Collected data entries
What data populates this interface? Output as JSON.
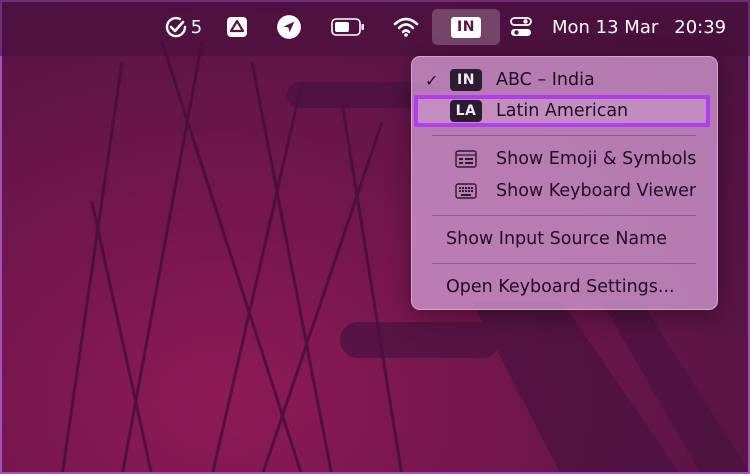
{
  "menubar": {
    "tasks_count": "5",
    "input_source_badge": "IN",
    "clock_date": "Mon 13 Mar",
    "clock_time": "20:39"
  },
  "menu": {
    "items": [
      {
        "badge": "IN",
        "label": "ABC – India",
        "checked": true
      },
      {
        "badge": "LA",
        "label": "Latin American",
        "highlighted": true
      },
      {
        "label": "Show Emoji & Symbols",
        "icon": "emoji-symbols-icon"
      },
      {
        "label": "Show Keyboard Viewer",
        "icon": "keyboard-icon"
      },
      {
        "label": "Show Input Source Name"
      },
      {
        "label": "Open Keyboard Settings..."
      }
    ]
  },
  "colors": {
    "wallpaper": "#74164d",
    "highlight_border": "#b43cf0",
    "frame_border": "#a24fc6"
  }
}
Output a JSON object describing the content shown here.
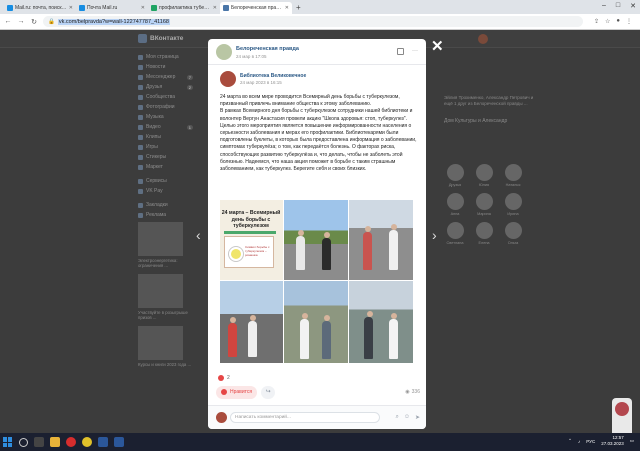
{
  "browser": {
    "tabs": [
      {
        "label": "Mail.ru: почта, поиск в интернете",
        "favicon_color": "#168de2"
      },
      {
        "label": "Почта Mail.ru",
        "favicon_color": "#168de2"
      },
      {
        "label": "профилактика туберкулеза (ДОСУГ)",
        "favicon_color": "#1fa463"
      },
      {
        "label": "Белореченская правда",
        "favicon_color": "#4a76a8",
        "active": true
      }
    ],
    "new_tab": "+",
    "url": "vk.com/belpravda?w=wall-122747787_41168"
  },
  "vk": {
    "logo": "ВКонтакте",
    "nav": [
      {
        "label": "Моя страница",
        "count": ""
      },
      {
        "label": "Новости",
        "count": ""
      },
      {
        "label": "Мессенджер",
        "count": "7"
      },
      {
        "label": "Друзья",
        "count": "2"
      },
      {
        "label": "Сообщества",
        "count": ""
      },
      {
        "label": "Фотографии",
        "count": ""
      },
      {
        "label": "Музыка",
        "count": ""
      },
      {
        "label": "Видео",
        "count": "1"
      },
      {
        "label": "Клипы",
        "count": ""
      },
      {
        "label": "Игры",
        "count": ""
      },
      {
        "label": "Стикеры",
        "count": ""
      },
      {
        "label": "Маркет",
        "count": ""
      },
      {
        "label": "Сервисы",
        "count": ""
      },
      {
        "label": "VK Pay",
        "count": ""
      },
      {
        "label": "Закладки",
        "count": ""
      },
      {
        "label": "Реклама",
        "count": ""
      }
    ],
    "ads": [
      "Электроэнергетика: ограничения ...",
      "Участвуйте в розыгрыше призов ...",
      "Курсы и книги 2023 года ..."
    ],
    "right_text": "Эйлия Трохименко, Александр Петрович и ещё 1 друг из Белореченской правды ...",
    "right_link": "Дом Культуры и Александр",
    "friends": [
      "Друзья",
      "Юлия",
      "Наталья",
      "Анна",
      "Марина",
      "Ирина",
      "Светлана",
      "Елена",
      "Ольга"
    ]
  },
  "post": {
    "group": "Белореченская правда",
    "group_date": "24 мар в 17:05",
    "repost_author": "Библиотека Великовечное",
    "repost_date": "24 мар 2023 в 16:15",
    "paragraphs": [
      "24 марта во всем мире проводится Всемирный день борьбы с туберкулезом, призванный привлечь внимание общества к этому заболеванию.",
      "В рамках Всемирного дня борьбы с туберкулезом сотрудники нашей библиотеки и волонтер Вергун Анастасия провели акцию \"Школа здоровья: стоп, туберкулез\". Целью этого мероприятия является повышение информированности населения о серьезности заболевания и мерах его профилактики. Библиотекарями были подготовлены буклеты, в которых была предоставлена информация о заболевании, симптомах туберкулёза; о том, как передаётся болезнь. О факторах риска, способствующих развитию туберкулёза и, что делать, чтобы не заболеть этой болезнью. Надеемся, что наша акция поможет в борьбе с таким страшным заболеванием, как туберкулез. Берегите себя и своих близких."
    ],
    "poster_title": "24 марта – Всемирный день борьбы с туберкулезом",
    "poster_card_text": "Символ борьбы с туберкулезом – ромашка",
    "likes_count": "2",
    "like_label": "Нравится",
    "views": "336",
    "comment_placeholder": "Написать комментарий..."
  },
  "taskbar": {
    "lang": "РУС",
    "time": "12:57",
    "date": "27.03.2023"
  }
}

Requirement:
Out of the material above, gather each line where "Александр" appears.

Response to this exercise:
    "right_text": "Эйлия Трохименко, Александр Петрович и ещё 1 друг из Белореченской правды ...",
    "right_link": "Дом Культуры и Александр",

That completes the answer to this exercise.